■ WHAT THIS TASK INVOLVES
Will you give the material below again, every line exactly as it is?

■ ■ ■

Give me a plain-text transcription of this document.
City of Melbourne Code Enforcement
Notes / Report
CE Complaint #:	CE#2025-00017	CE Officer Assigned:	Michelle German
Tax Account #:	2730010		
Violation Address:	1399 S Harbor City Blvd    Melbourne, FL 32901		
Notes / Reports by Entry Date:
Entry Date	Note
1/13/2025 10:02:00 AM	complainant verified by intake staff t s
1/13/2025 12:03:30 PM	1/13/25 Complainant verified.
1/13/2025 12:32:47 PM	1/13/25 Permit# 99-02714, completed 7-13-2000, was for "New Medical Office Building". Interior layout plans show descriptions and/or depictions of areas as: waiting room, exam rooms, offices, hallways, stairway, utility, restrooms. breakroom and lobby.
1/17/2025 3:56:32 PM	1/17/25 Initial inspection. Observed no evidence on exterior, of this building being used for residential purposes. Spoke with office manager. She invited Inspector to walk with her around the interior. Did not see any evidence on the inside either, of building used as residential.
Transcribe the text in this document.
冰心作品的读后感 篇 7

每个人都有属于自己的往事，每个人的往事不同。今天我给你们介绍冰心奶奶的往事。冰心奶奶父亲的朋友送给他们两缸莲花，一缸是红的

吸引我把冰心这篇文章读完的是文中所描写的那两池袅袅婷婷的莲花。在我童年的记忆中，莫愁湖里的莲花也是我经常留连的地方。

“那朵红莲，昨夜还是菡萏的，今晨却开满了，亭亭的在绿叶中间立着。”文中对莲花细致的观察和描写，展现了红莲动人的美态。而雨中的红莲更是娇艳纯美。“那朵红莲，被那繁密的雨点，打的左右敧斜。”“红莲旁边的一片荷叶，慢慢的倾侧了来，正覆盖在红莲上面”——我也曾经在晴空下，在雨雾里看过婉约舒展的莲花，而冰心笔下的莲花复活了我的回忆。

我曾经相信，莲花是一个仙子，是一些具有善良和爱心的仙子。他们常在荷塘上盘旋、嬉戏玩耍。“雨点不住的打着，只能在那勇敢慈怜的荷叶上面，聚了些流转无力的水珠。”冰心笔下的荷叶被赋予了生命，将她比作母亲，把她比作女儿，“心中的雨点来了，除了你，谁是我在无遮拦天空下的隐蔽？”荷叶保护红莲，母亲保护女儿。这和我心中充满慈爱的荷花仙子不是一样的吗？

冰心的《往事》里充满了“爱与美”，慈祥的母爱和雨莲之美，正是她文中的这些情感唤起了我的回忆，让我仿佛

■ ■ ■

■ EXERCISE RESPONSE
Give me a plain-text transcription of this document.
City of Melbourne Code Enforcement
Notes / Report
CE Complaint #:	CE#2025-00017	CE Officer Assigned:	Michelle German
Tax Account #:	2730010		
Violation Address:	1399 S Harbor City Blvd    Melbourne, FL 32901		
Notes / Reports by Entry Date:
Entry Date	Note
1/13/2025 10:02:00 AM	complainant verified by intake staff t s
1/13/2025 12:03:30 PM	1/13/25 Complainant verified.
1/13/2025 12:32:47 PM	1/13/25 Permit# 99-02714, completed 7-13-2000, was for "New Medical Office Building". Interior layout plans show descriptions and/or depictions of areas as: waiting room, exam rooms, offices, hallways, stairway, utility, restrooms. breakroom and lobby.
1/17/2025 3:56:32 PM	1/17/25 Initial inspection. Observed no evidence on exterior, of this building being used for residential purposes. Spoke with office manager. She invited Inspector to walk with her around the interior. Did not see any evidence on the inside either, of building used as residential.
Transcribe the text in this document.
冰心作品的读后感 篇 7

每个人都有属于自己的往事，每个人的往事不同。今天我给你们介绍冰心奶奶的往事。冰心奶奶父亲的朋友送给他们两缸莲花，一缸是红的

吸引我把冰心这篇文章读完的是文中所描写的那两池袅袅婷婷的莲花。在我童年的记忆中，莫愁湖里的莲花也是我经常留连的地方。

“那朵红莲，昨夜还是菡萏的，今晨却开满了，亭亭的在绿叶中间立着。”文中对莲花细致的观察和描写，展现了红莲动人的美态。而雨中的红莲更是娇艳纯美。“那朵红莲，被那繁密的雨点，打的左右敧斜。”“红莲旁边的一片荷叶，慢慢的倾侧了来，正覆盖在红莲上面”——我也曾经在晴空下，在雨雾里看过婉约舒展的莲花，而冰心笔下的莲花复活了我的回忆。

我曾经相信，莲花是一个仙子，是一些具有善良和爱心的仙子。他们常在荷塘上盘旋、嬉戏玩耍。“雨点不住的打着，只能在那勇敢慈怜的荷叶上面，聚了些流转无力的水珠。”冰心笔下的荷叶被赋予了生命，将她比作母亲，把她比作女儿，“心中的雨点来了，除了你，谁是我在无遮拦天空下的隐蔽？”荷叶保护红莲，母亲保护女儿。这和我心中充满慈爱的荷花仙子不是一样的吗？

冰心的《往事》里充满了“爱与美”，慈祥的母爱和雨莲之美，正是她文中的这些情感唤起了我的回忆，让我仿佛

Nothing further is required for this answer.